§ **Data supplied**
╭──

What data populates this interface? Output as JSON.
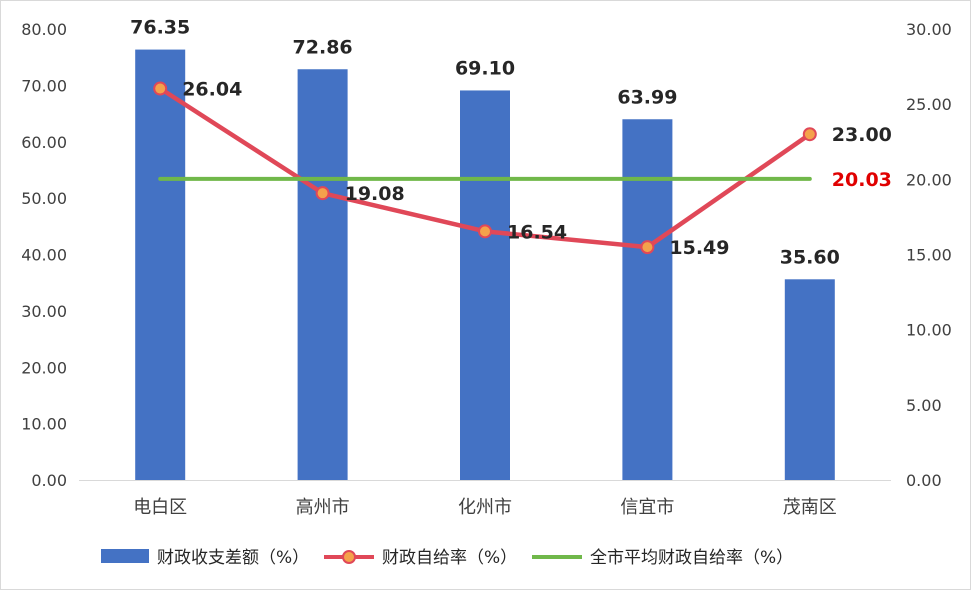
{
  "chart_data": {
    "type": "bar",
    "categories": [
      "电白区",
      "高州市",
      "化州市",
      "信宜市",
      "茂南区"
    ],
    "series": [
      {
        "name": "财政收支差额（%）",
        "type": "bar",
        "axis": "left",
        "color": "#4472C4",
        "values": [
          76.35,
          72.86,
          69.1,
          63.99,
          35.6
        ],
        "labels": [
          "76.35",
          "72.86",
          "69.10",
          "63.99",
          "35.60"
        ]
      },
      {
        "name": "财政自给率（%）",
        "type": "line",
        "axis": "right",
        "color": "#E04858",
        "marker_fill": "#F4A24B",
        "values": [
          26.04,
          19.08,
          16.54,
          15.49,
          23.0
        ],
        "labels": [
          "26.04",
          "19.08",
          "16.54",
          "15.49",
          "23.00"
        ]
      },
      {
        "name": "全市平均财政自给率（%）",
        "type": "line",
        "axis": "right",
        "color": "#70B84A",
        "values": [
          20.03,
          20.03,
          20.03,
          20.03,
          20.03
        ],
        "labels": [
          "",
          "",
          "",
          "",
          "20.03"
        ],
        "label_color": "#E00000"
      }
    ],
    "y_left": {
      "range": [
        0,
        80
      ],
      "ticks": [
        "0.00",
        "10.00",
        "20.00",
        "30.00",
        "40.00",
        "50.00",
        "60.00",
        "70.00",
        "80.00"
      ]
    },
    "y_right": {
      "range": [
        0,
        30
      ],
      "ticks": [
        "0.00",
        "5.00",
        "10.00",
        "15.00",
        "20.00",
        "25.00",
        "30.00"
      ]
    },
    "grid": false,
    "legend": "bottom"
  }
}
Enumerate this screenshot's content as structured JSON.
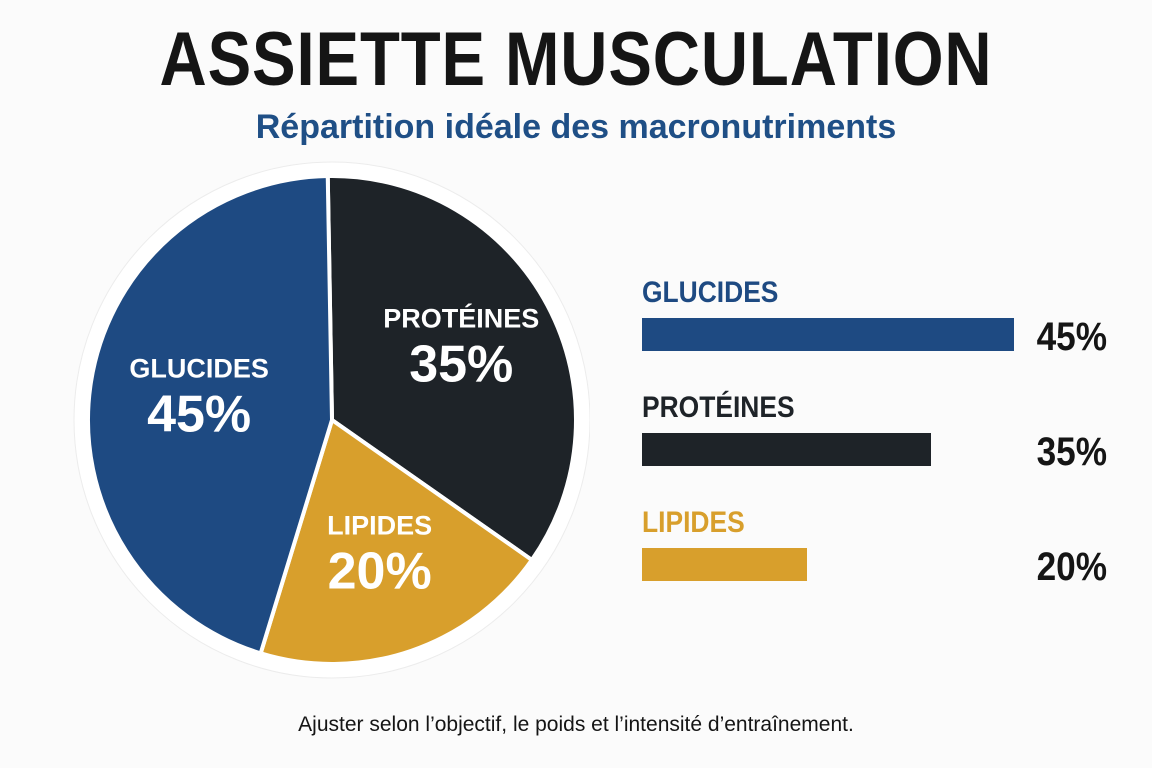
{
  "header": {
    "title": "ASSIETTE MUSCULATION",
    "subtitle": "Répartition idéale des macronutriments"
  },
  "chart_data": [
    {
      "type": "pie",
      "categories": [
        "GLUCIDES",
        "PROTÉINES",
        "LIPIDES"
      ],
      "values": [
        45,
        35,
        20
      ],
      "value_labels": [
        "45%",
        "35%",
        "20%"
      ],
      "colors": [
        "#1e4a82",
        "#1e2328",
        "#d89f2c"
      ],
      "legend": "none"
    },
    {
      "type": "bar",
      "orientation": "horizontal",
      "categories": [
        "GLUCIDES",
        "PROTÉINES",
        "LIPIDES"
      ],
      "values": [
        45,
        35,
        20
      ],
      "value_labels": [
        "45%",
        "35%",
        "20%"
      ],
      "colors": [
        "#1e4a82",
        "#1e2328",
        "#d89f2c"
      ],
      "label_colors": [
        "#1e4a82",
        "#1e2328",
        "#d89f2c"
      ],
      "xlim": [
        0,
        45
      ],
      "grid": false
    }
  ],
  "footnote": "Ajuster selon l’objectif, le poids et l’intensité d’entraînement."
}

╰──

§ **Task directions**
Each record above should come back exactly the same, only without its pictures.

§ **Output for this task**
What data populates this interface? Output as JSON.
{
  "chart_data": {
    "type": "bar",
    "categories": [
      "电白区",
      "高州市",
      "化州市",
      "信宜市",
      "茂南区"
    ],
    "series": [
      {
        "name": "财政收支差额（%）",
        "type": "bar",
        "axis": "left",
        "color": "#4472C4",
        "values": [
          76.35,
          72.86,
          69.1,
          63.99,
          35.6
        ],
        "labels": [
          "76.35",
          "72.86",
          "69.10",
          "63.99",
          "35.60"
        ]
      },
      {
        "name": "财政自给率（%）",
        "type": "line",
        "axis": "right",
        "color": "#E04858",
        "marker_fill": "#F4A24B",
        "values": [
          26.04,
          19.08,
          16.54,
          15.49,
          23.0
        ],
        "labels": [
          "26.04",
          "19.08",
          "16.54",
          "15.49",
          "23.00"
        ]
      },
      {
        "name": "全市平均财政自给率（%）",
        "type": "line",
        "axis": "right",
        "color": "#70B84A",
        "values": [
          20.03,
          20.03,
          20.03,
          20.03,
          20.03
        ],
        "labels": [
          "",
          "",
          "",
          "",
          "20.03"
        ],
        "label_color": "#E00000"
      }
    ],
    "y_left": {
      "range": [
        0,
        80
      ],
      "ticks": [
        "0.00",
        "10.00",
        "20.00",
        "30.00",
        "40.00",
        "50.00",
        "60.00",
        "70.00",
        "80.00"
      ]
    },
    "y_right": {
      "range": [
        0,
        30
      ],
      "ticks": [
        "0.00",
        "5.00",
        "10.00",
        "15.00",
        "20.00",
        "25.00",
        "30.00"
      ]
    },
    "grid": false,
    "legend": "bottom"
  }
}
Enumerate this screenshot's content as structured JSON.
{
  "header": {
    "title": "ASSIETTE MUSCULATION",
    "subtitle": "Répartition idéale des macronutriments"
  },
  "chart_data": [
    {
      "type": "pie",
      "categories": [
        "GLUCIDES",
        "PROTÉINES",
        "LIPIDES"
      ],
      "values": [
        45,
        35,
        20
      ],
      "value_labels": [
        "45%",
        "35%",
        "20%"
      ],
      "colors": [
        "#1e4a82",
        "#1e2328",
        "#d89f2c"
      ],
      "legend": "none"
    },
    {
      "type": "bar",
      "orientation": "horizontal",
      "categories": [
        "GLUCIDES",
        "PROTÉINES",
        "LIPIDES"
      ],
      "values": [
        45,
        35,
        20
      ],
      "value_labels": [
        "45%",
        "35%",
        "20%"
      ],
      "colors": [
        "#1e4a82",
        "#1e2328",
        "#d89f2c"
      ],
      "label_colors": [
        "#1e4a82",
        "#1e2328",
        "#d89f2c"
      ],
      "xlim": [
        0,
        45
      ],
      "grid": false
    }
  ],
  "footnote": "Ajuster selon l’objectif, le poids et l’intensité d’entraînement."
}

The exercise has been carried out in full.